> [WRITTEN EXERCISE]:
In the entries that follow, how many lines contain the word "auprès"? Answer with the number only.

> [DATA]:
* Begin *
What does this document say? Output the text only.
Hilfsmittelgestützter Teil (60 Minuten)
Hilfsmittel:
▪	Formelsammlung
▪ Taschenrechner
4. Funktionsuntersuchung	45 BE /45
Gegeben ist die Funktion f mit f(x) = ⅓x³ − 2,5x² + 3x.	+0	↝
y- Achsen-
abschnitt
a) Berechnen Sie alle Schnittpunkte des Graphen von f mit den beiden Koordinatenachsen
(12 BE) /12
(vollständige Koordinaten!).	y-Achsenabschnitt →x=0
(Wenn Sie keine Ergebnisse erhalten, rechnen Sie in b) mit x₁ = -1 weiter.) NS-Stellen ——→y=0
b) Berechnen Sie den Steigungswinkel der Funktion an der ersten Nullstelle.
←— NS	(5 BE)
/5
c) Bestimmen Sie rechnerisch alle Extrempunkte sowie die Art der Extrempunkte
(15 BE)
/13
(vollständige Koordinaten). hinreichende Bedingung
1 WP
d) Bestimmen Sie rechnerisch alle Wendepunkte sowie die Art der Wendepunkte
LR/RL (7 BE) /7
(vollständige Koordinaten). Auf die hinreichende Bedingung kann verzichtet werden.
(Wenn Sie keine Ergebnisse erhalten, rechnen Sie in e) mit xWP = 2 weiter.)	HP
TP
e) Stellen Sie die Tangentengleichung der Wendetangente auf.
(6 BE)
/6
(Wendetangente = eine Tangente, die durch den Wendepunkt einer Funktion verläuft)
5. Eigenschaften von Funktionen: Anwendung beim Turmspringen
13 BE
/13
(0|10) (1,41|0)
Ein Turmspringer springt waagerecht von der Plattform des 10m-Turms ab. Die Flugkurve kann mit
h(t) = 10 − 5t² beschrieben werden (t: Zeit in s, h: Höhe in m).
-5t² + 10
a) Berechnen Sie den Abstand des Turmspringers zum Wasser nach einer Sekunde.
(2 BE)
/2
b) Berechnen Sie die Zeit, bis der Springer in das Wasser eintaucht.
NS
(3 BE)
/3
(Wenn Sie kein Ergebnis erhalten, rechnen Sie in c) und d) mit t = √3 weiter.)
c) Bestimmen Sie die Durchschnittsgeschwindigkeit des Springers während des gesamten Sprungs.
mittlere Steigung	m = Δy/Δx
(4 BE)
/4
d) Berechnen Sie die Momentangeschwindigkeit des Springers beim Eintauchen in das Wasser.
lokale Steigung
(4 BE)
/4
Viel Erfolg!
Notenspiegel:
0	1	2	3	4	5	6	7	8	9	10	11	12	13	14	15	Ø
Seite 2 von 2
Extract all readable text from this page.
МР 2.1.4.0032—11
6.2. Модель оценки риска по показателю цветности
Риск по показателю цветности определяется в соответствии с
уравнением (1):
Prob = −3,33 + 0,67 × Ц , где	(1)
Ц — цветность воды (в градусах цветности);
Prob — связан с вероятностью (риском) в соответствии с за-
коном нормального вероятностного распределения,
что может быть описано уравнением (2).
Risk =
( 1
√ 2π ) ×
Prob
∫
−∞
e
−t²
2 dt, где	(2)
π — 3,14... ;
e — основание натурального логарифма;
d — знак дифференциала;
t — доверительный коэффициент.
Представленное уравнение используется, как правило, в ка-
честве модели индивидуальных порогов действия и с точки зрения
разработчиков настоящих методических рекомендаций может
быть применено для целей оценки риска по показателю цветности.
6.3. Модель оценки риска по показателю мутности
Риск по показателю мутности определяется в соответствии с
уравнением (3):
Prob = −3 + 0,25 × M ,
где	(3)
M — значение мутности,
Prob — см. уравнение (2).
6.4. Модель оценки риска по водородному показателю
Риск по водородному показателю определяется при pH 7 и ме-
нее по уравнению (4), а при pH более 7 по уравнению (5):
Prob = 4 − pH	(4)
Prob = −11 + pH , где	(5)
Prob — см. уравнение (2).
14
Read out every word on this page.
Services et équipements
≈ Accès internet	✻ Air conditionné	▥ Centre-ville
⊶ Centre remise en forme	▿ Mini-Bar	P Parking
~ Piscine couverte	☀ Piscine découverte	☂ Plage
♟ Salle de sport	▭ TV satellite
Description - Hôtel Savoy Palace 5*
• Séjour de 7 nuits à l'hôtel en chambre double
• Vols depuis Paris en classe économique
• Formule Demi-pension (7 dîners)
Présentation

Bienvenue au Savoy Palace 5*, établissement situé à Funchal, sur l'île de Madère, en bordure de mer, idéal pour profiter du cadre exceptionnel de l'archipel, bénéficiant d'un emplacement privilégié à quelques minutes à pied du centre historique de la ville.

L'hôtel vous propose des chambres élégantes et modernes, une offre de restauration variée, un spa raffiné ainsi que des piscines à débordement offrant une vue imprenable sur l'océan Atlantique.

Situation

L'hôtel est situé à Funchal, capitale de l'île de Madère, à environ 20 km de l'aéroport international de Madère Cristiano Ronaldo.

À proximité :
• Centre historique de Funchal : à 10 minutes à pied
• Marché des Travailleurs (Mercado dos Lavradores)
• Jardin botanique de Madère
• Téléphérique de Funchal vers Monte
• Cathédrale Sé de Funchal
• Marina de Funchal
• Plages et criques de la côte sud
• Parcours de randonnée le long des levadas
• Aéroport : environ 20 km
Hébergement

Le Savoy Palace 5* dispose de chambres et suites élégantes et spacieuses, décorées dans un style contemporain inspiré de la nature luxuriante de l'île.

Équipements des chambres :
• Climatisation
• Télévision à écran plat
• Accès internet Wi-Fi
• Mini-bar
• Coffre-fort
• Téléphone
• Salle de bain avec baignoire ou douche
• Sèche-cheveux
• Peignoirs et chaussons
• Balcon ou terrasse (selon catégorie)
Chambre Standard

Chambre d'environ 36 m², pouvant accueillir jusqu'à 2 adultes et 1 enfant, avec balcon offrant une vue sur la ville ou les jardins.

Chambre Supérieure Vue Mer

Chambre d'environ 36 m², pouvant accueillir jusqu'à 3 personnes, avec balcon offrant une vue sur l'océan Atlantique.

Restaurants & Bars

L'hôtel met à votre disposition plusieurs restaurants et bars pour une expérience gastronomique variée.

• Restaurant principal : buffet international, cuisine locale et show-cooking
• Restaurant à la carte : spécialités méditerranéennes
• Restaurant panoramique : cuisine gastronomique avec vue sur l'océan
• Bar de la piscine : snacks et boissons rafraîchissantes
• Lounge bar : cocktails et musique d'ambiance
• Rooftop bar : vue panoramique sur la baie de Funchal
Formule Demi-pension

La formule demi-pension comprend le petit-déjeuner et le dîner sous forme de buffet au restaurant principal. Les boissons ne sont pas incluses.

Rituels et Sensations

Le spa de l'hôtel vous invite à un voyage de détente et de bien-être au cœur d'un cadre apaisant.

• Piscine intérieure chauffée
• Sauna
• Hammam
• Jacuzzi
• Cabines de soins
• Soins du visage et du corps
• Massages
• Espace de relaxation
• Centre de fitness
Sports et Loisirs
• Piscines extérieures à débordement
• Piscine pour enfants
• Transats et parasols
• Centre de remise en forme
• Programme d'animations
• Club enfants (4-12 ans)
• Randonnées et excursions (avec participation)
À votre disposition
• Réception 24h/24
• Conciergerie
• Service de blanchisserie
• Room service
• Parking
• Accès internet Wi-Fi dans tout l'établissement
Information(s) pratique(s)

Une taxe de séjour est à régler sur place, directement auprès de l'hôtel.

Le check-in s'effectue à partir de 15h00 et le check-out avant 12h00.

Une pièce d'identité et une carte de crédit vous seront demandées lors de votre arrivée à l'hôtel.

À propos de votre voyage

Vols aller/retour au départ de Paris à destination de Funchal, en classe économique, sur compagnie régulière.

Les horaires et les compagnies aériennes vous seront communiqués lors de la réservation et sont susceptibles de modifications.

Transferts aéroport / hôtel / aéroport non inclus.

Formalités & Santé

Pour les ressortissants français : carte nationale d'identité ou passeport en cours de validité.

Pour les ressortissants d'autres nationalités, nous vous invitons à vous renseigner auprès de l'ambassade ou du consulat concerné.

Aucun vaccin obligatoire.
* End *
> [FINISHED EXERCISE]:
2